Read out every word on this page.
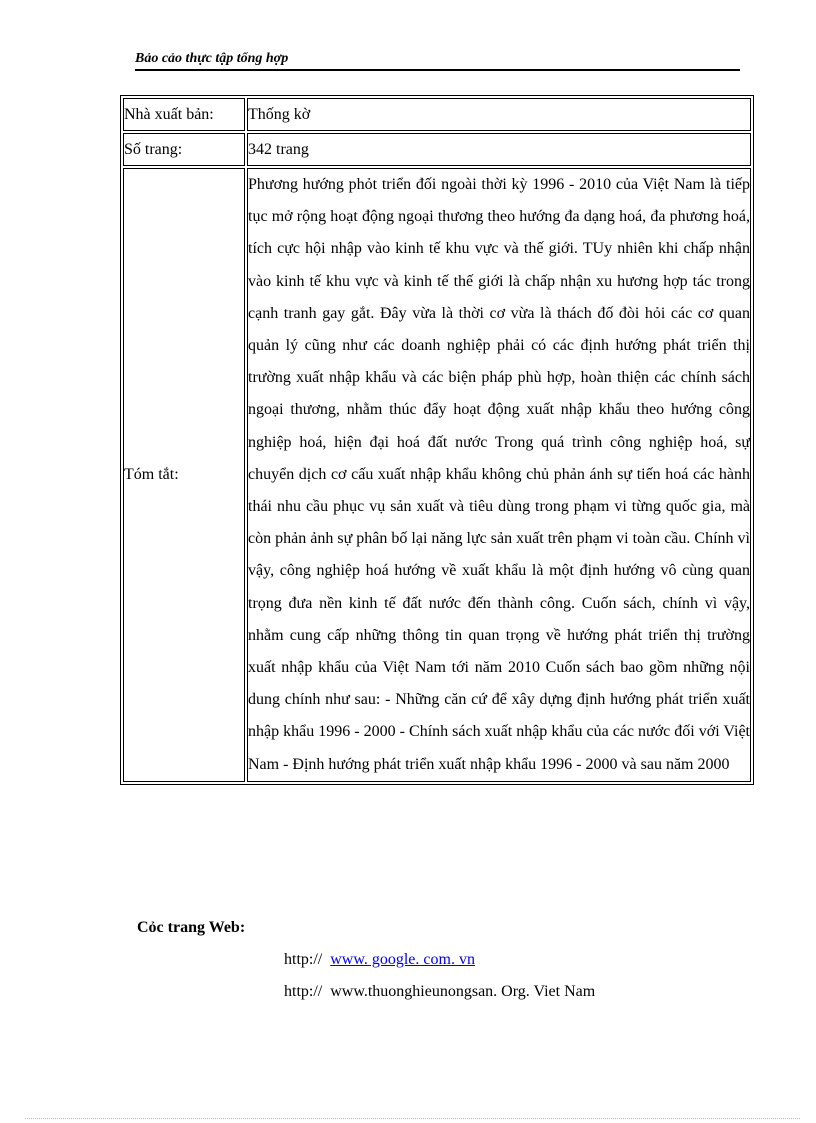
Bảo cảo thực tập tổng hợp
Nhà xuất bản:	Thống kờ
Số trang:	342 trang
Tóm tắt:	Phương hướng phỏt triển đối ngoài thời kỳ 1996 - 2010 của Việt Nam là tiếp tục mở rộng hoạt động ngoại thương theo hướng đa dạng hoá, đa phương hoá, tích cực hội nhập vào kinh tế khu vực và thế giới. TUy nhiên khi chấp nhận vào kinh tế khu vực và kinh tế thế giới là chấp nhận xu hương hợp tác trong cạnh tranh gay gắt. Đây vừa là thời cơ vừa là thách đố đòi hỏi các cơ quan quản lý cũng như các doanh nghiệp phải có các định hướng phát triển thị trường xuất nhập khẩu và các biện pháp phù hợp, hoàn thiện các chính sách ngoại thương, nhằm thúc đẩy hoạt động xuất nhập khẩu theo hướng công nghiệp hoá, hiện đại hoá đất nước Trong quá trình công nghiệp hoá, sự chuyển dịch cơ cấu xuất nhập khẩu không chủ phản ánh sự tiến hoá các hành thái nhu cầu phục vụ sản xuất và tiêu dùng trong phạm vi từng quốc gia, mà còn phản ảnh sự phân bố lại năng lực sản xuất trên phạm vi toàn cầu. Chính vì vậy, công nghiệp hoá hướng về xuất khẩu là một định hướng vô cùng quan trọng đưa nền kinh tế đất nước đến thành công. Cuốn sách, chính vì vậy, nhằm cung cấp những thông tin quan trọng về hướng phát triển thị trường xuất nhập khẩu của Việt Nam tới năm 2010 Cuốn sách bao gồm những nội dung chính như sau: - Những căn cứ để xây dựng định hướng phát triển xuất nhập khẩu 1996 - 2000 - Chính sách xuất nhập khẩu của các nước đối với Việt Nam - Định hướng phát triển xuất nhập khẩu 1996 - 2000 và sau năm 2000

Cỏc trang Web:
http:// www. google. com. vn
http:// www.thuonghieunongsan. Org. Viet Nam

Exercise directions: Without including any picture, retype the entries exactly.

Result:
Read out every word on this page.
Bảo cảo thực tập tổng hợp
Nhà xuất bản:	Thống kờ
Số trang:	342 trang
Tóm tắt:	Phương hướng phỏt triển đối ngoài thời kỳ 1996 - 2010 của Việt Nam là tiếp tục mở rộng hoạt động ngoại thương theo hướng đa dạng hoá, đa phương hoá, tích cực hội nhập vào kinh tế khu vực và thế giới. TUy nhiên khi chấp nhận vào kinh tế khu vực và kinh tế thế giới là chấp nhận xu hương hợp tác trong cạnh tranh gay gắt. Đây vừa là thời cơ vừa là thách đố đòi hỏi các cơ quan quản lý cũng như các doanh nghiệp phải có các định hướng phát triển thị trường xuất nhập khẩu và các biện pháp phù hợp, hoàn thiện các chính sách ngoại thương, nhằm thúc đẩy hoạt động xuất nhập khẩu theo hướng công nghiệp hoá, hiện đại hoá đất nước Trong quá trình công nghiệp hoá, sự chuyển dịch cơ cấu xuất nhập khẩu không chủ phản ánh sự tiến hoá các hành thái nhu cầu phục vụ sản xuất và tiêu dùng trong phạm vi từng quốc gia, mà còn phản ảnh sự phân bố lại năng lực sản xuất trên phạm vi toàn cầu. Chính vì vậy, công nghiệp hoá hướng về xuất khẩu là một định hướng vô cùng quan trọng đưa nền kinh tế đất nước đến thành công. Cuốn sách, chính vì vậy, nhằm cung cấp những thông tin quan trọng về hướng phát triển thị trường xuất nhập khẩu của Việt Nam tới năm 2010 Cuốn sách bao gồm những nội dung chính như sau: - Những căn cứ để xây dựng định hướng phát triển xuất nhập khẩu 1996 - 2000 - Chính sách xuất nhập khẩu của các nước đối với Việt Nam - Định hướng phát triển xuất nhập khẩu 1996 - 2000 và sau năm 2000

Cỏc trang Web:
http:// www. google. com. vn
http:// www.thuonghieunongsan. Org. Viet Nam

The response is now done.